Data tied to figure images:

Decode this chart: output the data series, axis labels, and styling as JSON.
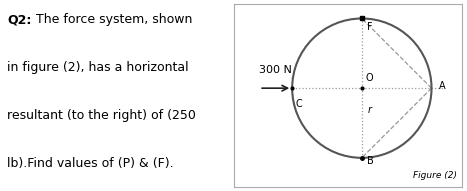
{
  "text_lines": [
    {
      "text": "Q2:",
      "bold": true
    },
    {
      "text": " The force system, shown",
      "bold": false
    },
    {
      "text": "in figure (2), has a horizontal",
      "bold": false
    },
    {
      "text": "resultant (to the right) of (250",
      "bold": false
    },
    {
      "text": "lb).Find values of (P) & (F).",
      "bold": false
    }
  ],
  "background_color": "#ffffff",
  "circle_color": "#555555",
  "dashed_color": "#999999",
  "arrow_color": "#222222",
  "label_font_size": 7,
  "text_font_size": 9,
  "force_label_font_size": 8,
  "fig_label": "Figure (2)",
  "box_color": "#aaaaaa"
}
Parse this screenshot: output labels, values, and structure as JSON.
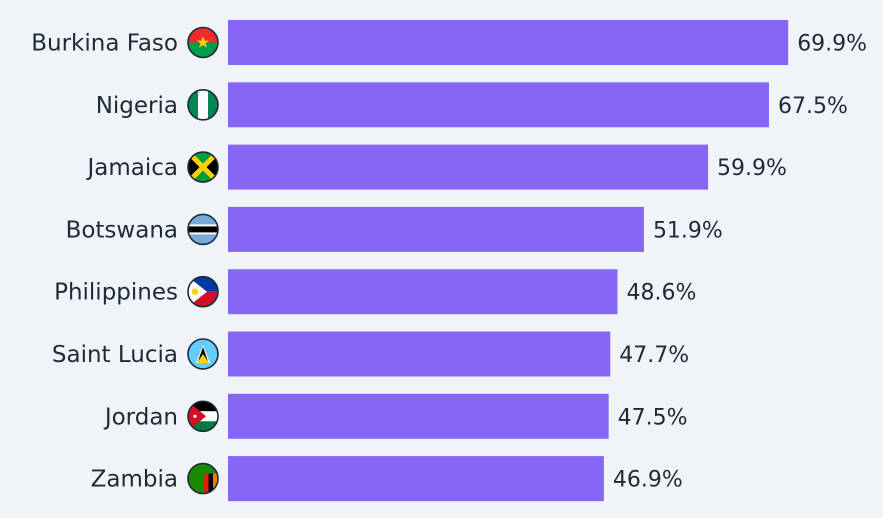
{
  "chart_data": {
    "type": "bar",
    "orientation": "horizontal",
    "categories": [
      "Burkina Faso",
      "Nigeria",
      "Jamaica",
      "Botswana",
      "Philippines",
      "Saint Lucia",
      "Jordan",
      "Zambia"
    ],
    "values": [
      69.9,
      67.5,
      59.9,
      51.9,
      48.6,
      47.7,
      47.5,
      46.9
    ],
    "value_labels": [
      "69.9%",
      "67.5%",
      "59.9%",
      "51.9%",
      "48.6%",
      "47.7%",
      "47.5%",
      "46.9%"
    ],
    "flag_icons": [
      "burkina-faso-flag-icon",
      "nigeria-flag-icon",
      "jamaica-flag-icon",
      "botswana-flag-icon",
      "philippines-flag-icon",
      "saint-lucia-flag-icon",
      "jordan-flag-icon",
      "zambia-flag-icon"
    ],
    "xlim": [
      0,
      70
    ],
    "grid": false,
    "colors": {
      "bar": "#8866f5",
      "background": "#f0f4f8",
      "text": "#1e2b37"
    }
  }
}
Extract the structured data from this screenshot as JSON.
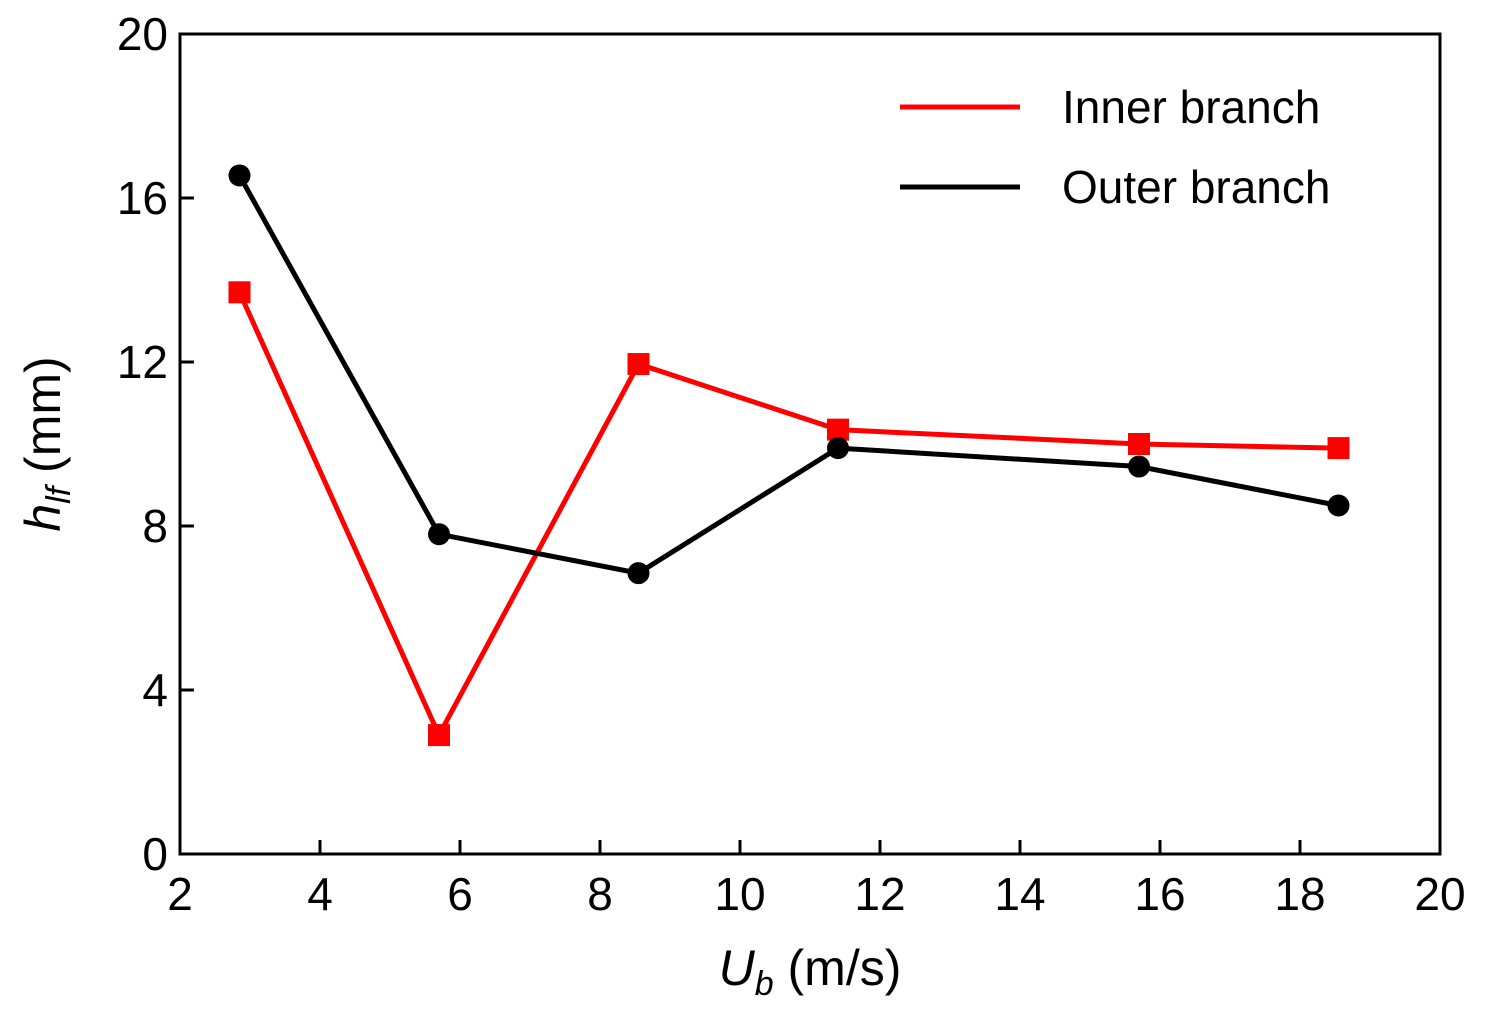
{
  "chart_data": {
    "type": "line",
    "title": "",
    "xlabel": {
      "symbol": "U",
      "subscript": "b",
      "unit": " (m/s)"
    },
    "ylabel": {
      "symbol": "h",
      "subscript": "lf",
      "unit": " (mm)"
    },
    "xlim": [
      2,
      20
    ],
    "ylim": [
      0,
      20
    ],
    "xticks": [
      2,
      4,
      6,
      8,
      10,
      12,
      14,
      16,
      18,
      20
    ],
    "yticks": [
      0,
      4,
      8,
      12,
      16,
      20
    ],
    "legend_position": "top-right",
    "series": [
      {
        "name": "Inner branch",
        "color": "#ff0000",
        "marker": "square",
        "x": [
          2.85,
          5.7,
          8.55,
          11.4,
          15.7,
          18.55
        ],
        "y": [
          13.7,
          2.9,
          11.95,
          10.35,
          10.0,
          9.9
        ]
      },
      {
        "name": "Outer branch",
        "color": "#000000",
        "marker": "circle",
        "x": [
          2.85,
          5.7,
          8.55,
          11.4,
          15.7,
          18.55
        ],
        "y": [
          16.55,
          7.8,
          6.85,
          9.9,
          9.45,
          8.5
        ]
      }
    ]
  }
}
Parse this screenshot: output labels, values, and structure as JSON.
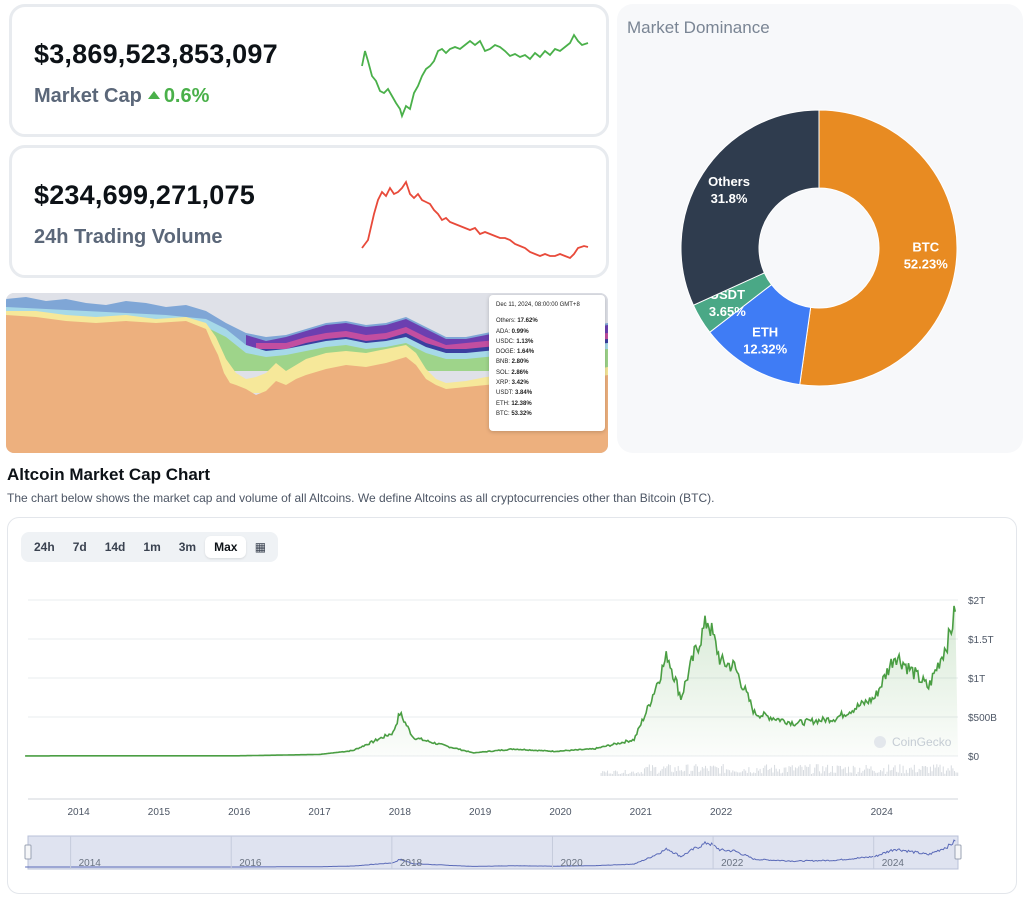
{
  "market_cap": {
    "value": "$3,869,523,853,097",
    "label": "Market Cap",
    "change": "0.6%",
    "color": "#4ab04a"
  },
  "trading_volume": {
    "value": "$234,699,271,075",
    "label": "24h Trading Volume",
    "color": "#e84a3a"
  },
  "stacked_tooltip": {
    "date": "Dec 11, 2024, 08:00:00 GMT+8",
    "rows": [
      {
        "name": "Others",
        "value": "17.62%"
      },
      {
        "name": "ADA",
        "value": "0.99%"
      },
      {
        "name": "USDC",
        "value": "1.13%"
      },
      {
        "name": "DOGE",
        "value": "1.64%"
      },
      {
        "name": "BNB",
        "value": "2.80%"
      },
      {
        "name": "SOL",
        "value": "2.86%"
      },
      {
        "name": "XRP",
        "value": "3.42%"
      },
      {
        "name": "USDT",
        "value": "3.84%"
      },
      {
        "name": "ETH",
        "value": "12.38%"
      },
      {
        "name": "BTC",
        "value": "53.32%"
      }
    ]
  },
  "dominance": {
    "title": "Market Dominance",
    "slices": [
      {
        "name": "BTC",
        "label": "52.23%",
        "value": 52.23,
        "color": "#e88b22"
      },
      {
        "name": "ETH",
        "label": "12.32%",
        "value": 12.32,
        "color": "#3f7cf5"
      },
      {
        "name": "USDT",
        "label": "3.65%",
        "value": 3.65,
        "color": "#4aa886"
      },
      {
        "name": "Others",
        "label": "31.8%",
        "value": 31.8,
        "color": "#2f3c4e"
      }
    ]
  },
  "altcoin": {
    "title": "Altcoin Market Cap Chart",
    "description": "The chart below shows the market cap and volume of all Altcoins. We define Altcoins as all cryptocurrencies other than Bitcoin (BTC).",
    "tabs": [
      "24h",
      "7d",
      "14d",
      "1m",
      "3m",
      "Max"
    ],
    "active_tab": "Max",
    "watermark": "CoinGecko",
    "line_color": "#4a9e43"
  },
  "chart_data": {
    "type": "area",
    "x": [
      "2013-05",
      "2014-01",
      "2015-01",
      "2016-01",
      "2017-01",
      "2017-06",
      "2017-12",
      "2018-01",
      "2018-03",
      "2018-06",
      "2018-12",
      "2019-06",
      "2019-12",
      "2020-06",
      "2020-12",
      "2021-02",
      "2021-05",
      "2021-07",
      "2021-09",
      "2021-11",
      "2022-01",
      "2022-03",
      "2022-06",
      "2022-12",
      "2023-06",
      "2023-12",
      "2024-03",
      "2024-08",
      "2024-11",
      "2024-12"
    ],
    "series": [
      {
        "values": [
          0.001,
          0.003,
          0.002,
          0.003,
          0.02,
          0.07,
          0.3,
          0.55,
          0.24,
          0.17,
          0.04,
          0.09,
          0.06,
          0.09,
          0.21,
          0.6,
          1.3,
          0.75,
          1.3,
          1.75,
          1.2,
          1.15,
          0.55,
          0.42,
          0.48,
          0.75,
          1.3,
          0.88,
          1.5,
          1.85
        ]
      }
    ],
    "categories": [
      "2014",
      "2015",
      "2016",
      "2017",
      "2018",
      "2019",
      "2020",
      "2021",
      "2022",
      "2024"
    ],
    "navigator_labels": [
      "2014",
      "2016",
      "2018",
      "2020",
      "2022",
      "2024"
    ],
    "y_ticks": [
      "$0",
      "$500B",
      "$1T",
      "$1.5T",
      "$2T"
    ],
    "ylim": [
      0,
      2
    ],
    "grid": true
  }
}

### Stated goal
Reproduce all entries without any change, and omit the pictures.

### Answer to the task
Decode this chart: output the data series, axis labels, and styling as JSON.
{
  "text_lines": [
    {
      "text": "Q2:",
      "bold": true
    },
    {
      "text": " The force system, shown",
      "bold": false
    },
    {
      "text": "in figure (2), has a horizontal",
      "bold": false
    },
    {
      "text": "resultant (to the right) of (250",
      "bold": false
    },
    {
      "text": "lb).Find values of (P) & (F).",
      "bold": false
    }
  ],
  "background_color": "#ffffff",
  "circle_color": "#555555",
  "dashed_color": "#999999",
  "arrow_color": "#222222",
  "label_font_size": 7,
  "text_font_size": 9,
  "force_label_font_size": 8,
  "fig_label": "Figure (2)",
  "box_color": "#aaaaaa"
}
Parse this screenshot: output labels, values, and structure as JSON.
{
  "chart_data": {
    "type": "bar",
    "orientation": "horizontal",
    "categories": [
      "Burkina Faso",
      "Nigeria",
      "Jamaica",
      "Botswana",
      "Philippines",
      "Saint Lucia",
      "Jordan",
      "Zambia"
    ],
    "values": [
      69.9,
      67.5,
      59.9,
      51.9,
      48.6,
      47.7,
      47.5,
      46.9
    ],
    "value_labels": [
      "69.9%",
      "67.5%",
      "59.9%",
      "51.9%",
      "48.6%",
      "47.7%",
      "47.5%",
      "46.9%"
    ],
    "flag_icons": [
      "burkina-faso-flag-icon",
      "nigeria-flag-icon",
      "jamaica-flag-icon",
      "botswana-flag-icon",
      "philippines-flag-icon",
      "saint-lucia-flag-icon",
      "jordan-flag-icon",
      "zambia-flag-icon"
    ],
    "xlim": [
      0,
      70
    ],
    "grid": false,
    "colors": {
      "bar": "#8866f5",
      "background": "#f0f4f8",
      "text": "#1e2b37"
    }
  }
}
Extract the structured data from this screenshot as JSON.
{
  "chart_data": {
    "type": "line",
    "title": "",
    "xlabel": {
      "symbol": "U",
      "subscript": "b",
      "unit": " (m/s)"
    },
    "ylabel": {
      "symbol": "h",
      "subscript": "lf",
      "unit": " (mm)"
    },
    "xlim": [
      2,
      20
    ],
    "ylim": [
      0,
      20
    ],
    "xticks": [
      2,
      4,
      6,
      8,
      10,
      12,
      14,
      16,
      18,
      20
    ],
    "yticks": [
      0,
      4,
      8,
      12,
      16,
      20
    ],
    "legend_position": "top-right",
    "series": [
      {
        "name": "Inner branch",
        "color": "#ff0000",
        "marker": "square",
        "x": [
          2.85,
          5.7,
          8.55,
          11.4,
          15.7,
          18.55
        ],
        "y": [
          13.7,
          2.9,
          11.95,
          10.35,
          10.0,
          9.9
        ]
      },
      {
        "name": "Outer branch",
        "color": "#000000",
        "marker": "circle",
        "x": [
          2.85,
          5.7,
          8.55,
          11.4,
          15.7,
          18.55
        ],
        "y": [
          16.55,
          7.8,
          6.85,
          9.9,
          9.45,
          8.5
        ]
      }
    ]
  }
}
Parse this screenshot: output labels, values, and structure as JSON.
{
  "market_cap": {
    "value": "$3,869,523,853,097",
    "label": "Market Cap",
    "change": "0.6%",
    "color": "#4ab04a"
  },
  "trading_volume": {
    "value": "$234,699,271,075",
    "label": "24h Trading Volume",
    "color": "#e84a3a"
  },
  "stacked_tooltip": {
    "date": "Dec 11, 2024, 08:00:00 GMT+8",
    "rows": [
      {
        "name": "Others",
        "value": "17.62%"
      },
      {
        "name": "ADA",
        "value": "0.99%"
      },
      {
        "name": "USDC",
        "value": "1.13%"
      },
      {
        "name": "DOGE",
        "value": "1.64%"
      },
      {
        "name": "BNB",
        "value": "2.80%"
      },
      {
        "name": "SOL",
        "value": "2.86%"
      },
      {
        "name": "XRP",
        "value": "3.42%"
      },
      {
        "name": "USDT",
        "value": "3.84%"
      },
      {
        "name": "ETH",
        "value": "12.38%"
      },
      {
        "name": "BTC",
        "value": "53.32%"
      }
    ]
  },
  "dominance": {
    "title": "Market Dominance",
    "slices": [
      {
        "name": "BTC",
        "label": "52.23%",
        "value": 52.23,
        "color": "#e88b22"
      },
      {
        "name": "ETH",
        "label": "12.32%",
        "value": 12.32,
        "color": "#3f7cf5"
      },
      {
        "name": "USDT",
        "label": "3.65%",
        "value": 3.65,
        "color": "#4aa886"
      },
      {
        "name": "Others",
        "label": "31.8%",
        "value": 31.8,
        "color": "#2f3c4e"
      }
    ]
  },
  "altcoin": {
    "title": "Altcoin Market Cap Chart",
    "description": "The chart below shows the market cap and volume of all Altcoins. We define Altcoins as all cryptocurrencies other than Bitcoin (BTC).",
    "tabs": [
      "24h",
      "7d",
      "14d",
      "1m",
      "3m",
      "Max"
    ],
    "active_tab": "Max",
    "watermark": "CoinGecko",
    "line_color": "#4a9e43"
  },
  "chart_data": {
    "type": "area",
    "x": [
      "2013-05",
      "2014-01",
      "2015-01",
      "2016-01",
      "2017-01",
      "2017-06",
      "2017-12",
      "2018-01",
      "2018-03",
      "2018-06",
      "2018-12",
      "2019-06",
      "2019-12",
      "2020-06",
      "2020-12",
      "2021-02",
      "2021-05",
      "2021-07",
      "2021-09",
      "2021-11",
      "2022-01",
      "2022-03",
      "2022-06",
      "2022-12",
      "2023-06",
      "2023-12",
      "2024-03",
      "2024-08",
      "2024-11",
      "2024-12"
    ],
    "series": [
      {
        "values": [
          0.001,
          0.003,
          0.002,
          0.003,
          0.02,
          0.07,
          0.3,
          0.55,
          0.24,
          0.17,
          0.04,
          0.09,
          0.06,
          0.09,
          0.21,
          0.6,
          1.3,
          0.75,
          1.3,
          1.75,
          1.2,
          1.15,
          0.55,
          0.42,
          0.48,
          0.75,
          1.3,
          0.88,
          1.5,
          1.85
        ]
      }
    ],
    "categories": [
      "2014",
      "2015",
      "2016",
      "2017",
      "2018",
      "2019",
      "2020",
      "2021",
      "2022",
      "2024"
    ],
    "navigator_labels": [
      "2014",
      "2016",
      "2018",
      "2020",
      "2022",
      "2024"
    ],
    "y_ticks": [
      "$0",
      "$500B",
      "$1T",
      "$1.5T",
      "$2T"
    ],
    "ylim": [
      0,
      2
    ],
    "grid": true
  }
}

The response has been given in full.